- [INSTRUCTIONS TO FOLLOW]:
Repeat exactly the lines below from the line that contains "Type out the text in this image." to the last line, inclusive, without the pictures.

┌─ SUPPLIED INFORMATION

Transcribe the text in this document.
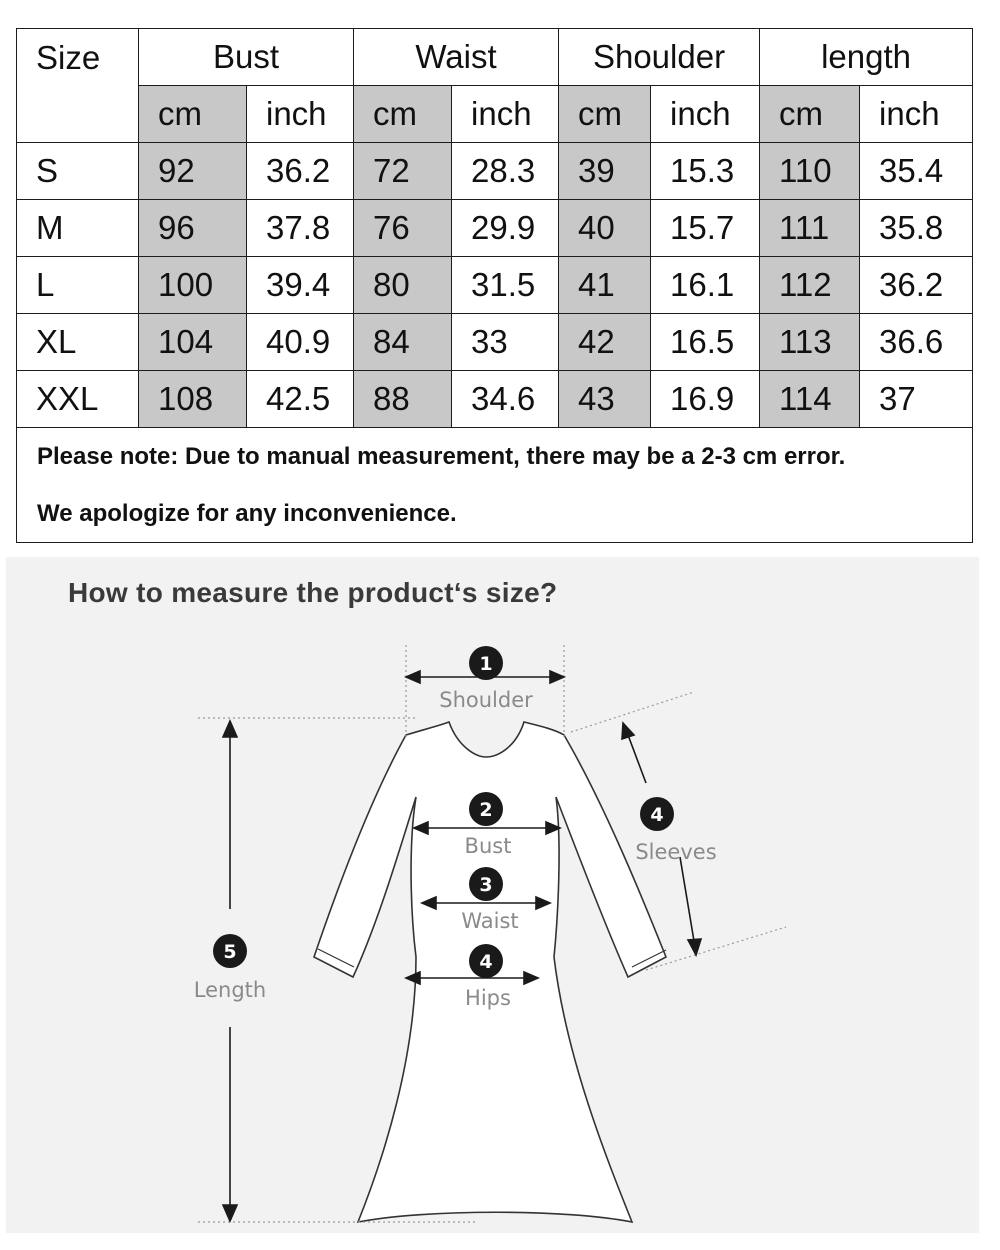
Size	Bust		Waist		Shoulder		length	
	cm	inch	cm	inch	cm	inch	cm	inch
S	92	36.2	72	28.3	39	15.3	110	35.4
M	96	37.8	76	29.9	40	15.7	111	35.8
L	100	39.4	80	31.5	41	16.1	112	36.2
XL	104	40.9	84	33	42	16.5	113	36.6
XXL	108	42.5	88	34.6	43	16.9	114	37

Please note: Due to manual measurement, there may be a 2-3 cm error.
We apologize for any inconvenience.								
How to measure the product‘s size?
1
Shoulder
2
Bust
3
Waist
4
Hips
4
Sleeves
5
Length
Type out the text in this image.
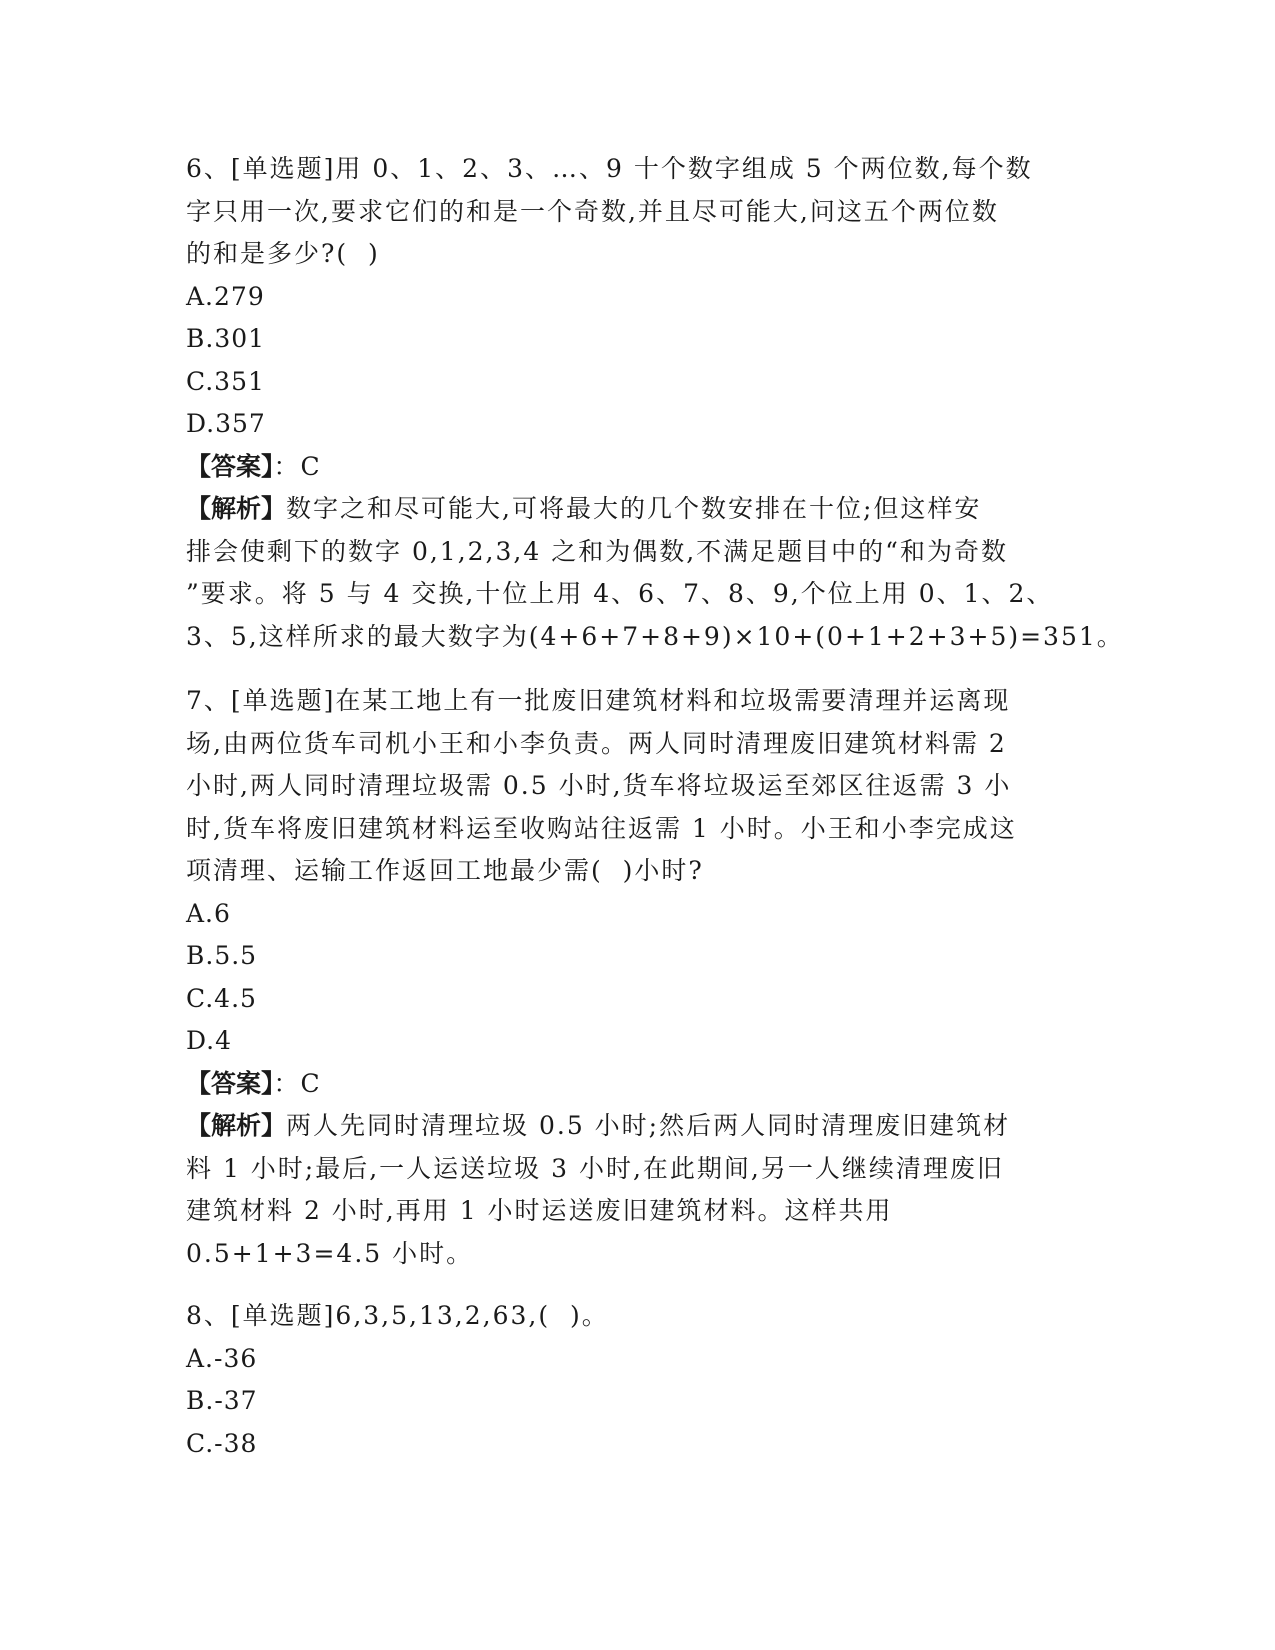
6、[单选题]用 0、1、2、3、…、9 十个数字组成 5 个两位数,每个数
字只用一次,要求它们的和是一个奇数,并且尽可能大,问这五个两位数
的和是多少?(  )
A.279
B.301
C.351
D.357
【答案】：C
【解析】数字之和尽可能大,可将最大的几个数安排在十位;但这样安
排会使剩下的数字 0,1,2,3,4 之和为偶数,不满足题目中的“和为奇数
”要求。将 5 与 4 交换,十位上用 4、6、7、8、9,个位上用 0、1、2、
3、5,这样所求的最大数字为(4+6+7+8+9)×10+(0+1+2+3+5)=351。
7、[单选题]在某工地上有一批废旧建筑材料和垃圾需要清理并运离现
场,由两位货车司机小王和小李负责。两人同时清理废旧建筑材料需 2
小时,两人同时清理垃圾需 0.5 小时,货车将垃圾运至郊区往返需 3 小
时,货车将废旧建筑材料运至收购站往返需 1 小时。小王和小李完成这
项清理、运输工作返回工地最少需(  )小时?
A.6
B.5.5
C.4.5
D.4
【答案】：C
【解析】两人先同时清理垃圾 0.5 小时;然后两人同时清理废旧建筑材
料 1 小时;最后,一人运送垃圾 3 小时,在此期间,另一人继续清理废旧
建筑材料 2 小时,再用 1 小时运送废旧建筑材料。这样共用
0.5+1+3=4.5 小时。
8、[单选题]6,3,5,13,2,63,(  )。
A.-36
B.-37
C.-38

└─

- [IN RESPONSE]:
Type out the text in this image.
6、[单选题]用 0、1、2、3、…、9 十个数字组成 5 个两位数,每个数
字只用一次,要求它们的和是一个奇数,并且尽可能大,问这五个两位数
的和是多少?(  )
A.279
B.301
C.351
D.357
【答案】：C
【解析】数字之和尽可能大,可将最大的几个数安排在十位;但这样安
排会使剩下的数字 0,1,2,3,4 之和为偶数,不满足题目中的“和为奇数
”要求。将 5 与 4 交换,十位上用 4、6、7、8、9,个位上用 0、1、2、
3、5,这样所求的最大数字为(4+6+7+8+9)×10+(0+1+2+3+5)=351。
7、[单选题]在某工地上有一批废旧建筑材料和垃圾需要清理并运离现
场,由两位货车司机小王和小李负责。两人同时清理废旧建筑材料需 2
小时,两人同时清理垃圾需 0.5 小时,货车将垃圾运至郊区往返需 3 小
时,货车将废旧建筑材料运至收购站往返需 1 小时。小王和小李完成这
项清理、运输工作返回工地最少需(  )小时?
A.6
B.5.5
C.4.5
D.4
【答案】：C
【解析】两人先同时清理垃圾 0.5 小时;然后两人同时清理废旧建筑材
料 1 小时;最后,一人运送垃圾 3 小时,在此期间,另一人继续清理废旧
建筑材料 2 小时,再用 1 小时运送废旧建筑材料。这样共用
0.5+1+3=4.5 小时。
8、[单选题]6,3,5,13,2,63,(  )。
A.-36
B.-37
C.-38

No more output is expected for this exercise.